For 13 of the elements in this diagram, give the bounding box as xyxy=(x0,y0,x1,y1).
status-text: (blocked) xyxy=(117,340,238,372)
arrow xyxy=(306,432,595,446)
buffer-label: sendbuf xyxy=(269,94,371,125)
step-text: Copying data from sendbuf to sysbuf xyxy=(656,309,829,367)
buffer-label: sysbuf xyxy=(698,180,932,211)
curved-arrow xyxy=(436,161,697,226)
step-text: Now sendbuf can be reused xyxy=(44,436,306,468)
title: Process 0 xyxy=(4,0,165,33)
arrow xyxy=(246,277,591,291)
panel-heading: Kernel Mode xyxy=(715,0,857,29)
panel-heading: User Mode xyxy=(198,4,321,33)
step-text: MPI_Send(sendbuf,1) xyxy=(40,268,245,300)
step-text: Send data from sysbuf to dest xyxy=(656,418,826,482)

-*-*-

### What this task involves
Copy this listing word for word, keeping every line unchanged.

### Exercise output
For 13 of the elements in this diagram, give the bounding box as xyxy=(x0,y0,x1,y1).
status-text: (blocked) xyxy=(117,340,238,372)
arrow xyxy=(306,432,595,446)
buffer-label: sendbuf xyxy=(269,94,371,125)
step-text: Copying data from sendbuf to sysbuf xyxy=(656,309,829,367)
buffer-label: sysbuf xyxy=(698,180,932,211)
curved-arrow xyxy=(436,161,697,226)
step-text: Now sendbuf can be reused xyxy=(44,436,306,468)
title: Process 0 xyxy=(4,0,165,33)
arrow xyxy=(246,277,591,291)
panel-heading: Kernel Mode xyxy=(715,0,857,29)
panel-heading: User Mode xyxy=(198,4,321,33)
step-text: MPI_Send(sendbuf,1) xyxy=(40,268,245,300)
step-text: Send data from sysbuf to dest xyxy=(656,418,826,482)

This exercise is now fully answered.